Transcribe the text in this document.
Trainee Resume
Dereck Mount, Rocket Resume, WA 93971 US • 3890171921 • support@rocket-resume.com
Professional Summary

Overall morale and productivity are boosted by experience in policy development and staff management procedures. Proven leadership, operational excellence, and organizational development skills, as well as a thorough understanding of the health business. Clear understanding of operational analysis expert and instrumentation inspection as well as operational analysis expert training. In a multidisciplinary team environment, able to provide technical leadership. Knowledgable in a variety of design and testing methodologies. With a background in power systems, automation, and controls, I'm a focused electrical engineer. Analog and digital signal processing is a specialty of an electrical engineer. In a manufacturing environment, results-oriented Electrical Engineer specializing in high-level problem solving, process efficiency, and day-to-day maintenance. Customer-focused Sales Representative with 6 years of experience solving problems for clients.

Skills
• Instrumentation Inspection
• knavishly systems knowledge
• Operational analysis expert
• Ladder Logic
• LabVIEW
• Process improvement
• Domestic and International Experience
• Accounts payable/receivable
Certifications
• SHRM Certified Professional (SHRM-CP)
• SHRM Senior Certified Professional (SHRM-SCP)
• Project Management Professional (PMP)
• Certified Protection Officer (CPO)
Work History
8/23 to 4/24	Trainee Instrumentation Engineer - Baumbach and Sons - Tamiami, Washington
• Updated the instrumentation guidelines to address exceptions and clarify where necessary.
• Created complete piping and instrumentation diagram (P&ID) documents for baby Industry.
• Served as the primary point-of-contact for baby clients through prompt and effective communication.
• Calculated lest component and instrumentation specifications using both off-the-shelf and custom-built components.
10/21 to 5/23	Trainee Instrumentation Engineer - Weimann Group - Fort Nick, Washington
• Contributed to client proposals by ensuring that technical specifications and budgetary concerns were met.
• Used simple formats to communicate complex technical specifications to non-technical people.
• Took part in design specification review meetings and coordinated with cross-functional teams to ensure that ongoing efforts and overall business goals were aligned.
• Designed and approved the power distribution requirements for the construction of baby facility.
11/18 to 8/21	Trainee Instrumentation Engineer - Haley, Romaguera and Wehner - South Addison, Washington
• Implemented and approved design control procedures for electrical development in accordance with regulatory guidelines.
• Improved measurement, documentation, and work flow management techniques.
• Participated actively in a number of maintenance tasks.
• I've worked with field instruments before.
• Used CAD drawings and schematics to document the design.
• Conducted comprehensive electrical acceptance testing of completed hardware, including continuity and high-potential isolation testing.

+---+

> [Directive] Write down the full listing again, exactly.

> [Written answer]
Transcribe the text in this document.
Trainee Resume
Dereck Mount, Rocket Resume, WA 93971 US • 3890171921 • support@rocket-resume.com
Professional Summary

Overall morale and productivity are boosted by experience in policy development and staff management procedures. Proven leadership, operational excellence, and organizational development skills, as well as a thorough understanding of the health business. Clear understanding of operational analysis expert and instrumentation inspection as well as operational analysis expert training. In a multidisciplinary team environment, able to provide technical leadership. Knowledgable in a variety of design and testing methodologies. With a background in power systems, automation, and controls, I'm a focused electrical engineer. Analog and digital signal processing is a specialty of an electrical engineer. In a manufacturing environment, results-oriented Electrical Engineer specializing in high-level problem solving, process efficiency, and day-to-day maintenance. Customer-focused Sales Representative with 6 years of experience solving problems for clients.

Skills
• Instrumentation Inspection
• knavishly systems knowledge
• Operational analysis expert
• Ladder Logic
• LabVIEW
• Process improvement
• Domestic and International Experience
• Accounts payable/receivable
Certifications
• SHRM Certified Professional (SHRM-CP)
• SHRM Senior Certified Professional (SHRM-SCP)
• Project Management Professional (PMP)
• Certified Protection Officer (CPO)
Work History
8/23 to 4/24	Trainee Instrumentation Engineer - Baumbach and Sons - Tamiami, Washington
• Updated the instrumentation guidelines to address exceptions and clarify where necessary.
• Created complete piping and instrumentation diagram (P&ID) documents for baby Industry.
• Served as the primary point-of-contact for baby clients through prompt and effective communication.
• Calculated lest component and instrumentation specifications using both off-the-shelf and custom-built components.
10/21 to 5/23	Trainee Instrumentation Engineer - Weimann Group - Fort Nick, Washington
• Contributed to client proposals by ensuring that technical specifications and budgetary concerns were met.
• Used simple formats to communicate complex technical specifications to non-technical people.
• Took part in design specification review meetings and coordinated with cross-functional teams to ensure that ongoing efforts and overall business goals were aligned.
• Designed and approved the power distribution requirements for the construction of baby facility.
11/18 to 8/21	Trainee Instrumentation Engineer - Haley, Romaguera and Wehner - South Addison, Washington
• Implemented and approved design control procedures for electrical development in accordance with regulatory guidelines.
• Improved measurement, documentation, and work flow management techniques.
• Participated actively in a number of maintenance tasks.
• I've worked with field instruments before.
• Used CAD drawings and schematics to document the design.
• Conducted comprehensive electrical acceptance testing of completed hardware, including continuity and high-potential isolation testing.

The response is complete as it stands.